◆ Exercise description ◆
Every record below is to be retyped exactly.

◆ Record list ◆
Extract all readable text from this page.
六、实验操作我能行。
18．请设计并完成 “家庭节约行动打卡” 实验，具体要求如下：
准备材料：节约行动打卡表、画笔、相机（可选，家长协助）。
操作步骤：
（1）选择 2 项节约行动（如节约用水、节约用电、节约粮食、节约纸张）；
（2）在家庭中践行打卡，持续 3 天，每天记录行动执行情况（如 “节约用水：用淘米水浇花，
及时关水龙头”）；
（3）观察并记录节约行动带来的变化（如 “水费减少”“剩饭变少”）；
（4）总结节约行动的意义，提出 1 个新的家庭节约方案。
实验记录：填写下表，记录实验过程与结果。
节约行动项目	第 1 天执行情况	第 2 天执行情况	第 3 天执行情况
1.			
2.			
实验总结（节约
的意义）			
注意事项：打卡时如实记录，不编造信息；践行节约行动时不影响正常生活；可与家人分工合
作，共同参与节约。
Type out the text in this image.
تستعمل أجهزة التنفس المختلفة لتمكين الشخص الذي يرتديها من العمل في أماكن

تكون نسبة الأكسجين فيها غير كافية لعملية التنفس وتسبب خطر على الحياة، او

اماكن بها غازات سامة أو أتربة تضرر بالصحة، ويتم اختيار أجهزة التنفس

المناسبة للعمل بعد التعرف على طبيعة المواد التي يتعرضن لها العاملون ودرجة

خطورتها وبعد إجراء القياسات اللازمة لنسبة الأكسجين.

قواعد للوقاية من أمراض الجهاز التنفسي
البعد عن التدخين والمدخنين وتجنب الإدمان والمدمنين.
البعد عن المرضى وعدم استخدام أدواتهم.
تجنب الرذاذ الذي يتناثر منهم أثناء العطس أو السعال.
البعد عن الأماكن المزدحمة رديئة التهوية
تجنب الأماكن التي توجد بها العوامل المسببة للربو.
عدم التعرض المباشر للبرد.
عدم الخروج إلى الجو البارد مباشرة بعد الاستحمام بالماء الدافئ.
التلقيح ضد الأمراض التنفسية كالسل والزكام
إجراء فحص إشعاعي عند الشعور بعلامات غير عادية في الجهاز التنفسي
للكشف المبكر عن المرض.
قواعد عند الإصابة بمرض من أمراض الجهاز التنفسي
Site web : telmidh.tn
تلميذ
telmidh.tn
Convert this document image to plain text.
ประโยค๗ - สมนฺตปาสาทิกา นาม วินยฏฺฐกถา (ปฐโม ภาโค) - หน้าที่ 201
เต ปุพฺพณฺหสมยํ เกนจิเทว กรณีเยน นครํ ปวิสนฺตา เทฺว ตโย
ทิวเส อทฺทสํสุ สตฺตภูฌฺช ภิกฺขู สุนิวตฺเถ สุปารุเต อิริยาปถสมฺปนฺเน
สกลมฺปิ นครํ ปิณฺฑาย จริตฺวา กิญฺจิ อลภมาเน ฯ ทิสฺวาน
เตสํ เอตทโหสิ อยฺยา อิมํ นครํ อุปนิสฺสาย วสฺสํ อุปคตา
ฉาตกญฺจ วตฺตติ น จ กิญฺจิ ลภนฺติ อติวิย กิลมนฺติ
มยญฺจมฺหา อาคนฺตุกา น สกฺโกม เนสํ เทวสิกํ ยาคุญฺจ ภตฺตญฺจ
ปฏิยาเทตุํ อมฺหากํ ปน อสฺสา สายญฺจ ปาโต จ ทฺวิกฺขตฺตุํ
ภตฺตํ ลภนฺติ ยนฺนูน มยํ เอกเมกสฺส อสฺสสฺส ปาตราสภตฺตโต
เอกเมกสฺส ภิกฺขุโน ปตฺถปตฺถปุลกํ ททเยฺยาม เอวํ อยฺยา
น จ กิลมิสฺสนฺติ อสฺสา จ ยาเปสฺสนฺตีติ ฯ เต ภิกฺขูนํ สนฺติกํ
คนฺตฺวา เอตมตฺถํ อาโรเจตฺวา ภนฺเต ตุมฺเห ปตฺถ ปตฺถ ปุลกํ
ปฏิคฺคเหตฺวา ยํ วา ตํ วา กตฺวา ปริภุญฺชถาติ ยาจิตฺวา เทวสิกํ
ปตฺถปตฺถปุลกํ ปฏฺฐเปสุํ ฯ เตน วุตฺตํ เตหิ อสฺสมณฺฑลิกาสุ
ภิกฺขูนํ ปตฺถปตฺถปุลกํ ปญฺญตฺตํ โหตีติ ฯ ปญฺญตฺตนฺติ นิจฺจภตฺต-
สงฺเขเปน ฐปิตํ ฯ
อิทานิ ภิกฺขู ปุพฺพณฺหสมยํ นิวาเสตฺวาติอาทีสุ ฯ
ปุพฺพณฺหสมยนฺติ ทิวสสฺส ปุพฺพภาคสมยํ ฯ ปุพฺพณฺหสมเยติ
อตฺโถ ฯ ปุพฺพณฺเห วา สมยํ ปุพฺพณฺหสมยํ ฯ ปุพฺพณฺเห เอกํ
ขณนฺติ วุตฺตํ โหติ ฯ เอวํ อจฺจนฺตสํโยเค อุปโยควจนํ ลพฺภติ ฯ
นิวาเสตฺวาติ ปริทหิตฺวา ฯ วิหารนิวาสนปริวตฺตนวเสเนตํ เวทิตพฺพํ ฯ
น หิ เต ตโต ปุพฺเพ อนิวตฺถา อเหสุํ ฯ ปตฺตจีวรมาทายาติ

◆ Correct answer ◆
Extract all readable text from this page.
六、实验操作我能行。
18．请设计并完成 “家庭节约行动打卡” 实验，具体要求如下：
准备材料：节约行动打卡表、画笔、相机（可选，家长协助）。
操作步骤：
（1）选择 2 项节约行动（如节约用水、节约用电、节约粮食、节约纸张）；
（2）在家庭中践行打卡，持续 3 天，每天记录行动执行情况（如 “节约用水：用淘米水浇花，
及时关水龙头”）；
（3）观察并记录节约行动带来的变化（如 “水费减少”“剩饭变少”）；
（4）总结节约行动的意义，提出 1 个新的家庭节约方案。
实验记录：填写下表，记录实验过程与结果。
节约行动项目	第 1 天执行情况	第 2 天执行情况	第 3 天执行情况
1.			
2.			
实验总结（节约
的意义）			
注意事项：打卡时如实记录，不编造信息；践行节约行动时不影响正常生活；可与家人分工合
作，共同参与节约。
Type out the text in this image.
تستعمل أجهزة التنفس المختلفة لتمكين الشخص الذي يرتديها من العمل في أماكن

تكون نسبة الأكسجين فيها غير كافية لعملية التنفس وتسبب خطر على الحياة، او

اماكن بها غازات سامة أو أتربة تضرر بالصحة، ويتم اختيار أجهزة التنفس

المناسبة للعمل بعد التعرف على طبيعة المواد التي يتعرضن لها العاملون ودرجة

خطورتها وبعد إجراء القياسات اللازمة لنسبة الأكسجين.

قواعد للوقاية من أمراض الجهاز التنفسي
البعد عن التدخين والمدخنين وتجنب الإدمان والمدمنين.
البعد عن المرضى وعدم استخدام أدواتهم.
تجنب الرذاذ الذي يتناثر منهم أثناء العطس أو السعال.
البعد عن الأماكن المزدحمة رديئة التهوية
تجنب الأماكن التي توجد بها العوامل المسببة للربو.
عدم التعرض المباشر للبرد.
عدم الخروج إلى الجو البارد مباشرة بعد الاستحمام بالماء الدافئ.
التلقيح ضد الأمراض التنفسية كالسل والزكام
إجراء فحص إشعاعي عند الشعور بعلامات غير عادية في الجهاز التنفسي
للكشف المبكر عن المرض.
قواعد عند الإصابة بمرض من أمراض الجهاز التنفسي
Site web : telmidh.tn
تلميذ
telmidh.tn
Convert this document image to plain text.
ประโยค๗ - สมนฺตปาสาทิกา นาม วินยฏฺฐกถา (ปฐโม ภาโค) - หน้าที่ 201
เต ปุพฺพณฺหสมยํ เกนจิเทว กรณีเยน นครํ ปวิสนฺตา เทฺว ตโย
ทิวเส อทฺทสํสุ สตฺตภูฌฺช ภิกฺขู สุนิวตฺเถ สุปารุเต อิริยาปถสมฺปนฺเน
สกลมฺปิ นครํ ปิณฺฑาย จริตฺวา กิญฺจิ อลภมาเน ฯ ทิสฺวาน
เตสํ เอตทโหสิ อยฺยา อิมํ นครํ อุปนิสฺสาย วสฺสํ อุปคตา
ฉาตกญฺจ วตฺตติ น จ กิญฺจิ ลภนฺติ อติวิย กิลมนฺติ
มยญฺจมฺหา อาคนฺตุกา น สกฺโกม เนสํ เทวสิกํ ยาคุญฺจ ภตฺตญฺจ
ปฏิยาเทตุํ อมฺหากํ ปน อสฺสา สายญฺจ ปาโต จ ทฺวิกฺขตฺตุํ
ภตฺตํ ลภนฺติ ยนฺนูน มยํ เอกเมกสฺส อสฺสสฺส ปาตราสภตฺตโต
เอกเมกสฺส ภิกฺขุโน ปตฺถปตฺถปุลกํ ททเยฺยาม เอวํ อยฺยา
น จ กิลมิสฺสนฺติ อสฺสา จ ยาเปสฺสนฺตีติ ฯ เต ภิกฺขูนํ สนฺติกํ
คนฺตฺวา เอตมตฺถํ อาโรเจตฺวา ภนฺเต ตุมฺเห ปตฺถ ปตฺถ ปุลกํ
ปฏิคฺคเหตฺวา ยํ วา ตํ วา กตฺวา ปริภุญฺชถาติ ยาจิตฺวา เทวสิกํ
ปตฺถปตฺถปุลกํ ปฏฺฐเปสุํ ฯ เตน วุตฺตํ เตหิ อสฺสมณฺฑลิกาสุ
ภิกฺขูนํ ปตฺถปตฺถปุลกํ ปญฺญตฺตํ โหตีติ ฯ ปญฺญตฺตนฺติ นิจฺจภตฺต-
สงฺเขเปน ฐปิตํ ฯ
อิทานิ ภิกฺขู ปุพฺพณฺหสมยํ นิวาเสตฺวาติอาทีสุ ฯ
ปุพฺพณฺหสมยนฺติ ทิวสสฺส ปุพฺพภาคสมยํ ฯ ปุพฺพณฺหสมเยติ
อตฺโถ ฯ ปุพฺพณฺเห วา สมยํ ปุพฺพณฺหสมยํ ฯ ปุพฺพณฺเห เอกํ
ขณนฺติ วุตฺตํ โหติ ฯ เอวํ อจฺจนฺตสํโยเค อุปโยควจนํ ลพฺภติ ฯ
นิวาเสตฺวาติ ปริทหิตฺวา ฯ วิหารนิวาสนปริวตฺตนวเสเนตํ เวทิตพฺพํ ฯ
น หิ เต ตโต ปุพฺเพ อนิวตฺถา อเหสุํ ฯ ปตฺตจีวรมาทายาติ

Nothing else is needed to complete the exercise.